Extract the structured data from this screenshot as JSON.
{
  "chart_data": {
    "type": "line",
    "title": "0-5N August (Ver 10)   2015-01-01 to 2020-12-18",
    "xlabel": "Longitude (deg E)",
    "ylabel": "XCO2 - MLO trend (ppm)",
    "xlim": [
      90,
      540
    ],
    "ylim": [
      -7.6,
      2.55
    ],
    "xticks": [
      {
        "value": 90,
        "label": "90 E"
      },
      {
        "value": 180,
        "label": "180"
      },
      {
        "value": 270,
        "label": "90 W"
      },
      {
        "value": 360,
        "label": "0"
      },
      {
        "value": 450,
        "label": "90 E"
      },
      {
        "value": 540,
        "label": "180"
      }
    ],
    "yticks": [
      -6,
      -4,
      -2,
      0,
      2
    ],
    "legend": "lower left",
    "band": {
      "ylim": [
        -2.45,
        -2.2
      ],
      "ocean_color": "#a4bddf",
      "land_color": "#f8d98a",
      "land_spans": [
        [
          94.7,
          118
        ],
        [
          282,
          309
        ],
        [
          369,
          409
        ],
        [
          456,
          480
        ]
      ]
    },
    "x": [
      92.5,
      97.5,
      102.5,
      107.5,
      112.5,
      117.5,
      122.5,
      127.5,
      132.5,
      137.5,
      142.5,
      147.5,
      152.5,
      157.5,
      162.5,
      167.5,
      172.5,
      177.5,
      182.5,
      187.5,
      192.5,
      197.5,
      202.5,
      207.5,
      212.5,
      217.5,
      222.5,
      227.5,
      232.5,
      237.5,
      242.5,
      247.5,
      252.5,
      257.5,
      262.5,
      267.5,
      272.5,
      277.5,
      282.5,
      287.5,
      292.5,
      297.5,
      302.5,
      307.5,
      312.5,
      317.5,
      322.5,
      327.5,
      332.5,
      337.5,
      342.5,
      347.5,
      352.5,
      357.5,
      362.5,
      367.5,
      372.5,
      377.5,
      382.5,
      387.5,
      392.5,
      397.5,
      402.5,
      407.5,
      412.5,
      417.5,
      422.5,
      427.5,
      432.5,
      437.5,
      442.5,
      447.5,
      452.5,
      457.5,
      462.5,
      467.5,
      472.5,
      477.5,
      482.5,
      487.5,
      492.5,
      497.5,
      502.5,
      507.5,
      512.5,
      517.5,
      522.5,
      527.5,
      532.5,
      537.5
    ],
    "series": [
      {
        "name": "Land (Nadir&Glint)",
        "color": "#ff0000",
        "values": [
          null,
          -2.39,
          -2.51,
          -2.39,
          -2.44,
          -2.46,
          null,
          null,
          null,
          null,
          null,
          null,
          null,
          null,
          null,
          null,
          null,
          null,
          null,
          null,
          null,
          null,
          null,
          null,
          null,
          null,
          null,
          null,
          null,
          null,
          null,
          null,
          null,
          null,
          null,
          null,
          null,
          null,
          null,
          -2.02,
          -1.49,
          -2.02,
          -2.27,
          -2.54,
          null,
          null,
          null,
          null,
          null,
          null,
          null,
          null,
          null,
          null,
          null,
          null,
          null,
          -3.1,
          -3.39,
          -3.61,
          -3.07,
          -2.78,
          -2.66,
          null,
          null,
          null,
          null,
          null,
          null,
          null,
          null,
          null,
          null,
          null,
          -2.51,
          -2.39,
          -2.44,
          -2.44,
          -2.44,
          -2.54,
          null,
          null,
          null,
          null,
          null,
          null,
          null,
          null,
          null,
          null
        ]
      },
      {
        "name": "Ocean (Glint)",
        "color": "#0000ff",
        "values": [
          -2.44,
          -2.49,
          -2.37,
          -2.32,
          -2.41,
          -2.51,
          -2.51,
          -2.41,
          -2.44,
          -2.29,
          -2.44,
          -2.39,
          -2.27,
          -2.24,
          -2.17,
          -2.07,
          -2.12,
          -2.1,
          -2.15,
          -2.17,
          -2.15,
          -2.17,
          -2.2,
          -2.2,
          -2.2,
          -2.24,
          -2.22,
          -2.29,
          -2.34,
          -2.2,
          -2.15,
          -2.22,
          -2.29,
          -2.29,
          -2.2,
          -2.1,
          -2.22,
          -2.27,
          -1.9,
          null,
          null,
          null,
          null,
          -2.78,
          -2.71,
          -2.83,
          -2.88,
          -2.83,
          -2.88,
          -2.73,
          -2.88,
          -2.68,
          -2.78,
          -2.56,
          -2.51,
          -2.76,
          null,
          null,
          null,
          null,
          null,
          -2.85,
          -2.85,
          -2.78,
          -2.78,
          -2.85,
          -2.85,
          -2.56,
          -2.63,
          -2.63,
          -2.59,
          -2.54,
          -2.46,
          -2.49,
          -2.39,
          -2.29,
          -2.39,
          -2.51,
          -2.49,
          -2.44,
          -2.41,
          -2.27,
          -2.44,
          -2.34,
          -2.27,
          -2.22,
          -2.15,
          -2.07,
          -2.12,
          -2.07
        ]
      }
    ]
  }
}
--*--
- **Instructions to follow**: All of the material above needs to be retyped word for word.

- **Task solution**:
Extract the structured data from this screenshot as JSON.
{
  "chart_data": {
    "type": "line",
    "title": "0-5N August (Ver 10)   2015-01-01 to 2020-12-18",
    "xlabel": "Longitude (deg E)",
    "ylabel": "XCO2 - MLO trend (ppm)",
    "xlim": [
      90,
      540
    ],
    "ylim": [
      -7.6,
      2.55
    ],
    "xticks": [
      {
        "value": 90,
        "label": "90 E"
      },
      {
        "value": 180,
        "label": "180"
      },
      {
        "value": 270,
        "label": "90 W"
      },
      {
        "value": 360,
        "label": "0"
      },
      {
        "value": 450,
        "label": "90 E"
      },
      {
        "value": 540,
        "label": "180"
      }
    ],
    "yticks": [
      -6,
      -4,
      -2,
      0,
      2
    ],
    "legend": "lower left",
    "band": {
      "ylim": [
        -2.45,
        -2.2
      ],
      "ocean_color": "#a4bddf",
      "land_color": "#f8d98a",
      "land_spans": [
        [
          94.7,
          118
        ],
        [
          282,
          309
        ],
        [
          369,
          409
        ],
        [
          456,
          480
        ]
      ]
    },
    "x": [
      92.5,
      97.5,
      102.5,
      107.5,
      112.5,
      117.5,
      122.5,
      127.5,
      132.5,
      137.5,
      142.5,
      147.5,
      152.5,
      157.5,
      162.5,
      167.5,
      172.5,
      177.5,
      182.5,
      187.5,
      192.5,
      197.5,
      202.5,
      207.5,
      212.5,
      217.5,
      222.5,
      227.5,
      232.5,
      237.5,
      242.5,
      247.5,
      252.5,
      257.5,
      262.5,
      267.5,
      272.5,
      277.5,
      282.5,
      287.5,
      292.5,
      297.5,
      302.5,
      307.5,
      312.5,
      317.5,
      322.5,
      327.5,
      332.5,
      337.5,
      342.5,
      347.5,
      352.5,
      357.5,
      362.5,
      367.5,
      372.5,
      377.5,
      382.5,
      387.5,
      392.5,
      397.5,
      402.5,
      407.5,
      412.5,
      417.5,
      422.5,
      427.5,
      432.5,
      437.5,
      442.5,
      447.5,
      452.5,
      457.5,
      462.5,
      467.5,
      472.5,
      477.5,
      482.5,
      487.5,
      492.5,
      497.5,
      502.5,
      507.5,
      512.5,
      517.5,
      522.5,
      527.5,
      532.5,
      537.5
    ],
    "series": [
      {
        "name": "Land (Nadir&Glint)",
        "color": "#ff0000",
        "values": [
          null,
          -2.39,
          -2.51,
          -2.39,
          -2.44,
          -2.46,
          null,
          null,
          null,
          null,
          null,
          null,
          null,
          null,
          null,
          null,
          null,
          null,
          null,
          null,
          null,
          null,
          null,
          null,
          null,
          null,
          null,
          null,
          null,
          null,
          null,
          null,
          null,
          null,
          null,
          null,
          null,
          null,
          null,
          -2.02,
          -1.49,
          -2.02,
          -2.27,
          -2.54,
          null,
          null,
          null,
          null,
          null,
          null,
          null,
          null,
          null,
          null,
          null,
          null,
          null,
          -3.1,
          -3.39,
          -3.61,
          -3.07,
          -2.78,
          -2.66,
          null,
          null,
          null,
          null,
          null,
          null,
          null,
          null,
          null,
          null,
          null,
          -2.51,
          -2.39,
          -2.44,
          -2.44,
          -2.44,
          -2.54,
          null,
          null,
          null,
          null,
          null,
          null,
          null,
          null,
          null,
          null
        ]
      },
      {
        "name": "Ocean (Glint)",
        "color": "#0000ff",
        "values": [
          -2.44,
          -2.49,
          -2.37,
          -2.32,
          -2.41,
          -2.51,
          -2.51,
          -2.41,
          -2.44,
          -2.29,
          -2.44,
          -2.39,
          -2.27,
          -2.24,
          -2.17,
          -2.07,
          -2.12,
          -2.1,
          -2.15,
          -2.17,
          -2.15,
          -2.17,
          -2.2,
          -2.2,
          -2.2,
          -2.24,
          -2.22,
          -2.29,
          -2.34,
          -2.2,
          -2.15,
          -2.22,
          -2.29,
          -2.29,
          -2.2,
          -2.1,
          -2.22,
          -2.27,
          -1.9,
          null,
          null,
          null,
          null,
          -2.78,
          -2.71,
          -2.83,
          -2.88,
          -2.83,
          -2.88,
          -2.73,
          -2.88,
          -2.68,
          -2.78,
          -2.56,
          -2.51,
          -2.76,
          null,
          null,
          null,
          null,
          null,
          -2.85,
          -2.85,
          -2.78,
          -2.78,
          -2.85,
          -2.85,
          -2.56,
          -2.63,
          -2.63,
          -2.59,
          -2.54,
          -2.46,
          -2.49,
          -2.39,
          -2.29,
          -2.39,
          -2.51,
          -2.49,
          -2.44,
          -2.41,
          -2.27,
          -2.44,
          -2.34,
          -2.27,
          -2.22,
          -2.15,
          -2.07,
          -2.12,
          -2.07
        ]
      }
    ]
  }
}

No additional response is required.